◆ WHAT THIS TASK INVOLVES ◆
Copy the records that follow exactly as written, but not their pictures.

(Rows from a dataset)
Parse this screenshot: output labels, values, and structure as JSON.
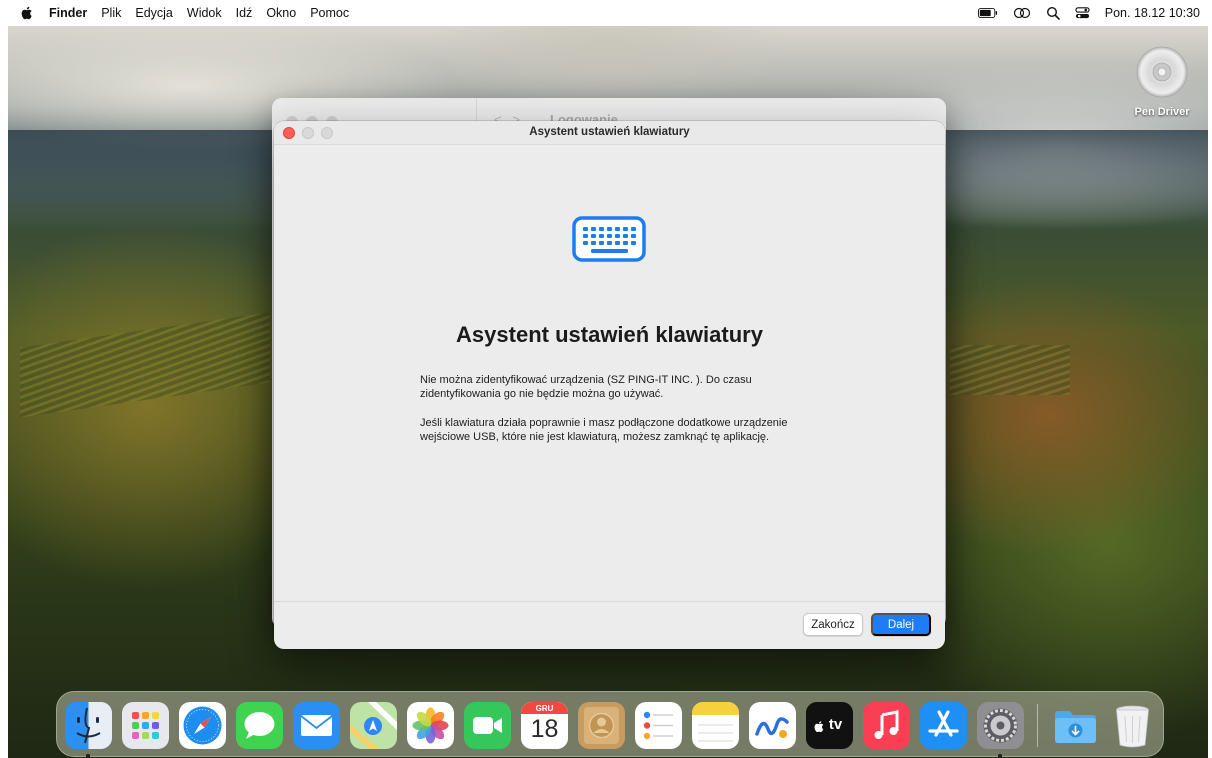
{
  "menubar": {
    "app_name": "Finder",
    "items": [
      "Plik",
      "Edycja",
      "Widok",
      "Idź",
      "Okno",
      "Pomoc"
    ],
    "clock": "Pon. 18.12  10:30"
  },
  "desktop": {
    "disk_label": "Pen Driver"
  },
  "background_window": {
    "title": "Logowanie"
  },
  "dialog": {
    "window_title": "Asystent ustawień klawiatury",
    "heading": "Asystent ustawień klawiatury",
    "paragraph1": "Nie można zidentyfikować urządzenia (SZ PING-IT INC. ). Do czasu zidentyfikowania go nie będzie można go używać.",
    "paragraph2": "Jeśli klawiatura działa poprawnie i masz podłączone dodatkowe urządzenie wejściowe USB, które nie jest klawiaturą, możesz zamknąć tę aplikację.",
    "quit_label": "Zakończ",
    "next_label": "Dalej",
    "accent_color": "#1e7cf5"
  },
  "dock": {
    "calendar_month": "GRU",
    "calendar_day": "18",
    "tv_label": "tv",
    "apps": [
      "finder",
      "launchpad",
      "safari",
      "messages",
      "mail",
      "maps",
      "photos",
      "facetime",
      "calendar",
      "contacts",
      "reminders",
      "notes",
      "freeform",
      "tv",
      "music",
      "app-store",
      "system-settings",
      "downloads",
      "trash"
    ]
  }
}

◆ SOLUTION FOR THIS PROBLEM ◆
Parse this screenshot: output labels, values, and structure as JSON.
{
  "menubar": {
    "app_name": "Finder",
    "items": [
      "Plik",
      "Edycja",
      "Widok",
      "Idź",
      "Okno",
      "Pomoc"
    ],
    "clock": "Pon. 18.12  10:30"
  },
  "desktop": {
    "disk_label": "Pen Driver"
  },
  "background_window": {
    "title": "Logowanie"
  },
  "dialog": {
    "window_title": "Asystent ustawień klawiatury",
    "heading": "Asystent ustawień klawiatury",
    "paragraph1": "Nie można zidentyfikować urządzenia (SZ PING-IT INC. ). Do czasu zidentyfikowania go nie będzie można go używać.",
    "paragraph2": "Jeśli klawiatura działa poprawnie i masz podłączone dodatkowe urządzenie wejściowe USB, które nie jest klawiaturą, możesz zamknąć tę aplikację.",
    "quit_label": "Zakończ",
    "next_label": "Dalej",
    "accent_color": "#1e7cf5"
  },
  "dock": {
    "calendar_month": "GRU",
    "calendar_day": "18",
    "tv_label": "tv",
    "apps": [
      "finder",
      "launchpad",
      "safari",
      "messages",
      "mail",
      "maps",
      "photos",
      "facetime",
      "calendar",
      "contacts",
      "reminders",
      "notes",
      "freeform",
      "tv",
      "music",
      "app-store",
      "system-settings",
      "downloads",
      "trash"
    ]
  }
}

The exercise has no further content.